Can you give all the records again without altering a single character?

▸ Input for this task
-*-

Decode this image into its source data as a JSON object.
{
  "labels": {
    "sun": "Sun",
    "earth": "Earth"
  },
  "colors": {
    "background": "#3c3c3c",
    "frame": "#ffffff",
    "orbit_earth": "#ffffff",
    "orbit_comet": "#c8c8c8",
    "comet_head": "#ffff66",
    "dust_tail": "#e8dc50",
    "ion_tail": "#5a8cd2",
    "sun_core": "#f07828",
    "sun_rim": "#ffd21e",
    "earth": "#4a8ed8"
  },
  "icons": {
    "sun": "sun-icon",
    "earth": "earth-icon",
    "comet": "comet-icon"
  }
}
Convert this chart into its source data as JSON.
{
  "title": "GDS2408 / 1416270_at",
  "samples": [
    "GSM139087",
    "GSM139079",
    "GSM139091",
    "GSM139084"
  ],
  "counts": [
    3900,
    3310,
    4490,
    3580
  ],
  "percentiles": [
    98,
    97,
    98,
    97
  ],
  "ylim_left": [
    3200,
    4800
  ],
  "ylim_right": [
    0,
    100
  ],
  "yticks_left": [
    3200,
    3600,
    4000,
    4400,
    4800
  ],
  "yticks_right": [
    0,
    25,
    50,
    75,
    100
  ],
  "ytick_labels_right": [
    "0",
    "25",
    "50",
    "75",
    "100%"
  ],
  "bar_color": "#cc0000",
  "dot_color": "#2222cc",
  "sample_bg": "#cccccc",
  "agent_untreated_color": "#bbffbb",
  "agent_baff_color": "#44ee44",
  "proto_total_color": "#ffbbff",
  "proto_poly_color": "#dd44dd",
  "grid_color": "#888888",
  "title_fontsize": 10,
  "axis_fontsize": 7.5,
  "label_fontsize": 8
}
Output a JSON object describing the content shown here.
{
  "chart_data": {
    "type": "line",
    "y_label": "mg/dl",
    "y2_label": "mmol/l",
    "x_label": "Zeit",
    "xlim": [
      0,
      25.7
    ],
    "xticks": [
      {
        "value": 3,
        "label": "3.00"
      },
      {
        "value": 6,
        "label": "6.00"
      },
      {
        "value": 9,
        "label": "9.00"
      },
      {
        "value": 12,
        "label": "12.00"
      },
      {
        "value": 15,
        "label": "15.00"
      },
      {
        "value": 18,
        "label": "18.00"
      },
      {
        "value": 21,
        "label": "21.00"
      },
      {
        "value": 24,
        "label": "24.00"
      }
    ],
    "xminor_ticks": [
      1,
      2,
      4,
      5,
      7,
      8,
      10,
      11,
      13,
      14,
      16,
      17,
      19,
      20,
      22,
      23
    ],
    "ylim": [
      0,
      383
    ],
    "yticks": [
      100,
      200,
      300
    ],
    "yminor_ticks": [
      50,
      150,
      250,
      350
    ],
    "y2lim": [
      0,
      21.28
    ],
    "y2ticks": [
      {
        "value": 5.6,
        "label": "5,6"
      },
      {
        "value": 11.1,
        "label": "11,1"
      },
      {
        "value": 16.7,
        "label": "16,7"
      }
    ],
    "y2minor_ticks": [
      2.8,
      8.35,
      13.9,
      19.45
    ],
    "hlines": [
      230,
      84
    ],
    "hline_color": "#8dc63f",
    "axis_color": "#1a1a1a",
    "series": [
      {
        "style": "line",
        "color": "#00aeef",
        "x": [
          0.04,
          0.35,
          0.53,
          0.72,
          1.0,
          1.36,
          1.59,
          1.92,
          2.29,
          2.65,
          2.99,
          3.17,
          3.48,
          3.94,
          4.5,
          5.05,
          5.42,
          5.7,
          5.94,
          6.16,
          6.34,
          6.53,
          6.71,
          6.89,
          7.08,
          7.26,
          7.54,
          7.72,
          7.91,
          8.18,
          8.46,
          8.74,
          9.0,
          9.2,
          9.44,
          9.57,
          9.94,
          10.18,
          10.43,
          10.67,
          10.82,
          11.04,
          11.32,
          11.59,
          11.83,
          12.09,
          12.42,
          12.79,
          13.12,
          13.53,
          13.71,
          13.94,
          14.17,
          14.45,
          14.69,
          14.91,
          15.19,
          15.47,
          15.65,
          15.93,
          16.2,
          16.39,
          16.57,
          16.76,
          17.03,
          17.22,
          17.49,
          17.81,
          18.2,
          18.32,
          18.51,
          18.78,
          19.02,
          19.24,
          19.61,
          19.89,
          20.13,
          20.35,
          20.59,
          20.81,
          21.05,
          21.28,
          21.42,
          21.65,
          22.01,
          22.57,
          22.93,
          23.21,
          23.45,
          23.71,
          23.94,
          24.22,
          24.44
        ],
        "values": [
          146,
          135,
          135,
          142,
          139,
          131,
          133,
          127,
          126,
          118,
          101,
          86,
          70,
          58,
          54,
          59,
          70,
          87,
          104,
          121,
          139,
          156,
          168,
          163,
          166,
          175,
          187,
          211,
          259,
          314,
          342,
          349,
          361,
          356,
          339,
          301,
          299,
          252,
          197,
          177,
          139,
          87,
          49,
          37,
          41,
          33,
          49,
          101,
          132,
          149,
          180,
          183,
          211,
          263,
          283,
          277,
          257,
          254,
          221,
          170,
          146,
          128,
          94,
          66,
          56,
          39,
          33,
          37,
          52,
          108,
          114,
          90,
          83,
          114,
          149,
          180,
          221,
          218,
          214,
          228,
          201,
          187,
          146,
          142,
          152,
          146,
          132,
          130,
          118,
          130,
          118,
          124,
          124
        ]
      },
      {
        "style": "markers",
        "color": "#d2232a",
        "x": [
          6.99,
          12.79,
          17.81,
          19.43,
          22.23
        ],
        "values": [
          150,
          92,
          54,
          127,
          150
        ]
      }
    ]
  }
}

-*-

▸ Result
Decode this image into its source data as a JSON object.
{
  "labels": {
    "sun": "Sun",
    "earth": "Earth"
  },
  "colors": {
    "background": "#3c3c3c",
    "frame": "#ffffff",
    "orbit_earth": "#ffffff",
    "orbit_comet": "#c8c8c8",
    "comet_head": "#ffff66",
    "dust_tail": "#e8dc50",
    "ion_tail": "#5a8cd2",
    "sun_core": "#f07828",
    "sun_rim": "#ffd21e",
    "earth": "#4a8ed8"
  },
  "icons": {
    "sun": "sun-icon",
    "earth": "earth-icon",
    "comet": "comet-icon"
  }
}
Convert this chart into its source data as JSON.
{
  "title": "GDS2408 / 1416270_at",
  "samples": [
    "GSM139087",
    "GSM139079",
    "GSM139091",
    "GSM139084"
  ],
  "counts": [
    3900,
    3310,
    4490,
    3580
  ],
  "percentiles": [
    98,
    97,
    98,
    97
  ],
  "ylim_left": [
    3200,
    4800
  ],
  "ylim_right": [
    0,
    100
  ],
  "yticks_left": [
    3200,
    3600,
    4000,
    4400,
    4800
  ],
  "yticks_right": [
    0,
    25,
    50,
    75,
    100
  ],
  "ytick_labels_right": [
    "0",
    "25",
    "50",
    "75",
    "100%"
  ],
  "bar_color": "#cc0000",
  "dot_color": "#2222cc",
  "sample_bg": "#cccccc",
  "agent_untreated_color": "#bbffbb",
  "agent_baff_color": "#44ee44",
  "proto_total_color": "#ffbbff",
  "proto_poly_color": "#dd44dd",
  "grid_color": "#888888",
  "title_fontsize": 10,
  "axis_fontsize": 7.5,
  "label_fontsize": 8
}
Output a JSON object describing the content shown here.
{
  "chart_data": {
    "type": "line",
    "y_label": "mg/dl",
    "y2_label": "mmol/l",
    "x_label": "Zeit",
    "xlim": [
      0,
      25.7
    ],
    "xticks": [
      {
        "value": 3,
        "label": "3.00"
      },
      {
        "value": 6,
        "label": "6.00"
      },
      {
        "value": 9,
        "label": "9.00"
      },
      {
        "value": 12,
        "label": "12.00"
      },
      {
        "value": 15,
        "label": "15.00"
      },
      {
        "value": 18,
        "label": "18.00"
      },
      {
        "value": 21,
        "label": "21.00"
      },
      {
        "value": 24,
        "label": "24.00"
      }
    ],
    "xminor_ticks": [
      1,
      2,
      4,
      5,
      7,
      8,
      10,
      11,
      13,
      14,
      16,
      17,
      19,
      20,
      22,
      23
    ],
    "ylim": [
      0,
      383
    ],
    "yticks": [
      100,
      200,
      300
    ],
    "yminor_ticks": [
      50,
      150,
      250,
      350
    ],
    "y2lim": [
      0,
      21.28
    ],
    "y2ticks": [
      {
        "value": 5.6,
        "label": "5,6"
      },
      {
        "value": 11.1,
        "label": "11,1"
      },
      {
        "value": 16.7,
        "label": "16,7"
      }
    ],
    "y2minor_ticks": [
      2.8,
      8.35,
      13.9,
      19.45
    ],
    "hlines": [
      230,
      84
    ],
    "hline_color": "#8dc63f",
    "axis_color": "#1a1a1a",
    "series": [
      {
        "style": "line",
        "color": "#00aeef",
        "x": [
          0.04,
          0.35,
          0.53,
          0.72,
          1.0,
          1.36,
          1.59,
          1.92,
          2.29,
          2.65,
          2.99,
          3.17,
          3.48,
          3.94,
          4.5,
          5.05,
          5.42,
          5.7,
          5.94,
          6.16,
          6.34,
          6.53,
          6.71,
          6.89,
          7.08,
          7.26,
          7.54,
          7.72,
          7.91,
          8.18,
          8.46,
          8.74,
          9.0,
          9.2,
          9.44,
          9.57,
          9.94,
          10.18,
          10.43,
          10.67,
          10.82,
          11.04,
          11.32,
          11.59,
          11.83,
          12.09,
          12.42,
          12.79,
          13.12,
          13.53,
          13.71,
          13.94,
          14.17,
          14.45,
          14.69,
          14.91,
          15.19,
          15.47,
          15.65,
          15.93,
          16.2,
          16.39,
          16.57,
          16.76,
          17.03,
          17.22,
          17.49,
          17.81,
          18.2,
          18.32,
          18.51,
          18.78,
          19.02,
          19.24,
          19.61,
          19.89,
          20.13,
          20.35,
          20.59,
          20.81,
          21.05,
          21.28,
          21.42,
          21.65,
          22.01,
          22.57,
          22.93,
          23.21,
          23.45,
          23.71,
          23.94,
          24.22,
          24.44
        ],
        "values": [
          146,
          135,
          135,
          142,
          139,
          131,
          133,
          127,
          126,
          118,
          101,
          86,
          70,
          58,
          54,
          59,
          70,
          87,
          104,
          121,
          139,
          156,
          168,
          163,
          166,
          175,
          187,
          211,
          259,
          314,
          342,
          349,
          361,
          356,
          339,
          301,
          299,
          252,
          197,
          177,
          139,
          87,
          49,
          37,
          41,
          33,
          49,
          101,
          132,
          149,
          180,
          183,
          211,
          263,
          283,
          277,
          257,
          254,
          221,
          170,
          146,
          128,
          94,
          66,
          56,
          39,
          33,
          37,
          52,
          108,
          114,
          90,
          83,
          114,
          149,
          180,
          221,
          218,
          214,
          228,
          201,
          187,
          146,
          142,
          152,
          146,
          132,
          130,
          118,
          130,
          118,
          124,
          124
        ]
      },
      {
        "style": "markers",
        "color": "#d2232a",
        "x": [
          6.99,
          12.79,
          17.81,
          19.43,
          22.23
        ],
        "values": [
          150,
          92,
          54,
          127,
          150
        ]
      }
    ]
  }
}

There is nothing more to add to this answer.